[Lines of data]
★ ★ ★ ★ ★
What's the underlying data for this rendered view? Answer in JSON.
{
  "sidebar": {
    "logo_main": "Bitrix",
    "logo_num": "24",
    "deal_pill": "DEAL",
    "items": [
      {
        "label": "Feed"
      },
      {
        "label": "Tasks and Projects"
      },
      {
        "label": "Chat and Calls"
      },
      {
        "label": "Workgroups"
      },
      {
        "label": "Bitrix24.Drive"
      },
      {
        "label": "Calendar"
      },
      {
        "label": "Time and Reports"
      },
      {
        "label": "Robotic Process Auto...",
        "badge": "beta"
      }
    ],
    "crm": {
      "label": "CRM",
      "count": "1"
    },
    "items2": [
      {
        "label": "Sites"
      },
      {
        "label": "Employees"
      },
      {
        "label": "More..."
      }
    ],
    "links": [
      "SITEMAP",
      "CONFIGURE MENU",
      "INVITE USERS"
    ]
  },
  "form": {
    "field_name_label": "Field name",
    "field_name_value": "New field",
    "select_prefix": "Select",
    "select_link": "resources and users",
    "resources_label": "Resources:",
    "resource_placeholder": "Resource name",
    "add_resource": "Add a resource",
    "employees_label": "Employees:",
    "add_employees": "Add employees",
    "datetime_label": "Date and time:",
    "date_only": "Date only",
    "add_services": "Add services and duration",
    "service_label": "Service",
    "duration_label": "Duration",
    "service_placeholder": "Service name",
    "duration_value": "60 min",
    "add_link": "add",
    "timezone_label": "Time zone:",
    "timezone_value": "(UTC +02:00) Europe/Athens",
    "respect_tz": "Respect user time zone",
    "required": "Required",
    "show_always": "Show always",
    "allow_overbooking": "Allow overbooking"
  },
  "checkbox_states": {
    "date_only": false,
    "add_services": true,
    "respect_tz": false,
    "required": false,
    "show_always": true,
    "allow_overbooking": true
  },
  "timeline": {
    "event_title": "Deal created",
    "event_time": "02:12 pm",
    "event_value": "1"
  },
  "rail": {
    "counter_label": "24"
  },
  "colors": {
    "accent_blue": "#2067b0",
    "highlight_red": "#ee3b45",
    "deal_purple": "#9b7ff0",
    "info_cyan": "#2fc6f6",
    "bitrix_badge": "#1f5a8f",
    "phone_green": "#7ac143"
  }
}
★ ★ ★ ★ ★
DIRECTIVE: All the entries above need to be reproduced exactly.

ANSWER TO THE EXERCISE:
What's the underlying data for this rendered view? Answer in JSON.
{
  "sidebar": {
    "logo_main": "Bitrix",
    "logo_num": "24",
    "deal_pill": "DEAL",
    "items": [
      {
        "label": "Feed"
      },
      {
        "label": "Tasks and Projects"
      },
      {
        "label": "Chat and Calls"
      },
      {
        "label": "Workgroups"
      },
      {
        "label": "Bitrix24.Drive"
      },
      {
        "label": "Calendar"
      },
      {
        "label": "Time and Reports"
      },
      {
        "label": "Robotic Process Auto...",
        "badge": "beta"
      }
    ],
    "crm": {
      "label": "CRM",
      "count": "1"
    },
    "items2": [
      {
        "label": "Sites"
      },
      {
        "label": "Employees"
      },
      {
        "label": "More..."
      }
    ],
    "links": [
      "SITEMAP",
      "CONFIGURE MENU",
      "INVITE USERS"
    ]
  },
  "form": {
    "field_name_label": "Field name",
    "field_name_value": "New field",
    "select_prefix": "Select",
    "select_link": "resources and users",
    "resources_label": "Resources:",
    "resource_placeholder": "Resource name",
    "add_resource": "Add a resource",
    "employees_label": "Employees:",
    "add_employees": "Add employees",
    "datetime_label": "Date and time:",
    "date_only": "Date only",
    "add_services": "Add services and duration",
    "service_label": "Service",
    "duration_label": "Duration",
    "service_placeholder": "Service name",
    "duration_value": "60 min",
    "add_link": "add",
    "timezone_label": "Time zone:",
    "timezone_value": "(UTC +02:00) Europe/Athens",
    "respect_tz": "Respect user time zone",
    "required": "Required",
    "show_always": "Show always",
    "allow_overbooking": "Allow overbooking"
  },
  "checkbox_states": {
    "date_only": false,
    "add_services": true,
    "respect_tz": false,
    "required": false,
    "show_always": true,
    "allow_overbooking": true
  },
  "timeline": {
    "event_title": "Deal created",
    "event_time": "02:12 pm",
    "event_value": "1"
  },
  "rail": {
    "counter_label": "24"
  },
  "colors": {
    "accent_blue": "#2067b0",
    "highlight_red": "#ee3b45",
    "deal_purple": "#9b7ff0",
    "info_cyan": "#2fc6f6",
    "bitrix_badge": "#1f5a8f",
    "phone_green": "#7ac143"
  }
}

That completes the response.